• **Your objective**:
Pull out every line below holding the word "RestController".

--- Task inputs ---

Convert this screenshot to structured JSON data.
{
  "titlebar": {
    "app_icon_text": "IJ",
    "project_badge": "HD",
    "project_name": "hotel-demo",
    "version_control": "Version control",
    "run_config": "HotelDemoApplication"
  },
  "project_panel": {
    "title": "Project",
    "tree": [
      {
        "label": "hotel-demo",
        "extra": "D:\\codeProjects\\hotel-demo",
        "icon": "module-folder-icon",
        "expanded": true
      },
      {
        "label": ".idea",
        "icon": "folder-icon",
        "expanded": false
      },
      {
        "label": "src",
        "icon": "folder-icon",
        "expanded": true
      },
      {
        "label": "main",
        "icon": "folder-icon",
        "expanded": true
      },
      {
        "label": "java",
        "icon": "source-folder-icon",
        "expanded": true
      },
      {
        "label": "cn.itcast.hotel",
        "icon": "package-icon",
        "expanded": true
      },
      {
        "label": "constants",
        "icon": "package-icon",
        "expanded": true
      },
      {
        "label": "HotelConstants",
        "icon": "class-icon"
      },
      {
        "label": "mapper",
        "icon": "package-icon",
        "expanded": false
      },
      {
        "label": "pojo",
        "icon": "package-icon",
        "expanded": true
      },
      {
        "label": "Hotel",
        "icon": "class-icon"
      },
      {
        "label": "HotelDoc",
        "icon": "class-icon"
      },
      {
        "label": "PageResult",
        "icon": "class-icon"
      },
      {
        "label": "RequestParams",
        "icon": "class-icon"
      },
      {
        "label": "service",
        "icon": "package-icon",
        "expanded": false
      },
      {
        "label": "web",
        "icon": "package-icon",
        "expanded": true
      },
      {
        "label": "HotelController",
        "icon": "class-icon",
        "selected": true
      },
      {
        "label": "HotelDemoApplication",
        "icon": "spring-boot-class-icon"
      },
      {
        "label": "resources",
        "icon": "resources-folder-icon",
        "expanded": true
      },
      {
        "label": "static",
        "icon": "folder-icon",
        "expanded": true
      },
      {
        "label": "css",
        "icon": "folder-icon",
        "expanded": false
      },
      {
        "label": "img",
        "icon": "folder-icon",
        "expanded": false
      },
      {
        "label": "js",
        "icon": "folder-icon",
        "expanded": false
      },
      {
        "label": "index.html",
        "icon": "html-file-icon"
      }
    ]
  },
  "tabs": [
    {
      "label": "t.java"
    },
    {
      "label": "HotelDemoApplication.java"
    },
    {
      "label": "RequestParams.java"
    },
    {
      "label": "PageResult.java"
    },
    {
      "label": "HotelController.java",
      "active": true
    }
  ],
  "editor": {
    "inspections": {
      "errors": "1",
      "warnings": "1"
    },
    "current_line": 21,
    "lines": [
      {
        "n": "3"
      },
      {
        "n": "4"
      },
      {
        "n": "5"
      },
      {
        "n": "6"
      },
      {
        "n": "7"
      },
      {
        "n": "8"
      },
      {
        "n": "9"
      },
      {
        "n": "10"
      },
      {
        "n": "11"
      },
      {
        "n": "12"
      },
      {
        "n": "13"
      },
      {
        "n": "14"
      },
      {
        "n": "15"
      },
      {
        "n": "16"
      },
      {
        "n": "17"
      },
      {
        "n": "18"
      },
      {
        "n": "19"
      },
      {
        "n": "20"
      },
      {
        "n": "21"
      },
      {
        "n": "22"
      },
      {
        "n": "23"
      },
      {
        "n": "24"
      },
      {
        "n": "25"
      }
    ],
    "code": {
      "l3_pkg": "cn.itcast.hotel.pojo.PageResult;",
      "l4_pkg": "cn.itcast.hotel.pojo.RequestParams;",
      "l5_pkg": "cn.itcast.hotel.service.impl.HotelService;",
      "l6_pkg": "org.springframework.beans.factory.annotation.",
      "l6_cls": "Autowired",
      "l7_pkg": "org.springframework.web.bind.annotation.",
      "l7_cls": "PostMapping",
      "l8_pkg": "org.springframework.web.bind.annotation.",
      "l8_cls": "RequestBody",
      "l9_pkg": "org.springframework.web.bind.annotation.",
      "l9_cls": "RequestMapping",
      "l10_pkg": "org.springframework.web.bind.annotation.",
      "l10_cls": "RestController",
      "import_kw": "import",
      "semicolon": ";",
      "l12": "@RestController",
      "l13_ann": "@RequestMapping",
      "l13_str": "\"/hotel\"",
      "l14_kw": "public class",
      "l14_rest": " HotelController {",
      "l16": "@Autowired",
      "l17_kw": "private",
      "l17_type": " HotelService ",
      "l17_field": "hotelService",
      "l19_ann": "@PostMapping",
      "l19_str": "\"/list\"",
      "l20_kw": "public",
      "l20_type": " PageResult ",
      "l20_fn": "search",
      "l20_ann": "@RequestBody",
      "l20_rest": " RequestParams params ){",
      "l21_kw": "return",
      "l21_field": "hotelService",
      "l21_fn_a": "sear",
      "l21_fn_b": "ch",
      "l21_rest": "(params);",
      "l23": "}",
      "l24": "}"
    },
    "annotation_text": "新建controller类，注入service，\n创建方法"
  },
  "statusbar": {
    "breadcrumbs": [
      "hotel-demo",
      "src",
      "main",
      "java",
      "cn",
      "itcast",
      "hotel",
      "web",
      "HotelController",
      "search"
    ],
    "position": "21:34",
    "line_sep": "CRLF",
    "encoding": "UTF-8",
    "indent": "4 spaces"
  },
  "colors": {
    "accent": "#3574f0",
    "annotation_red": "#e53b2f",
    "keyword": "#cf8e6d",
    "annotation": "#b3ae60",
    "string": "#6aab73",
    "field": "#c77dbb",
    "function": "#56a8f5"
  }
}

---

• **Answer**:
      "l10_cls": "RestController",
      "l12": "@RestController",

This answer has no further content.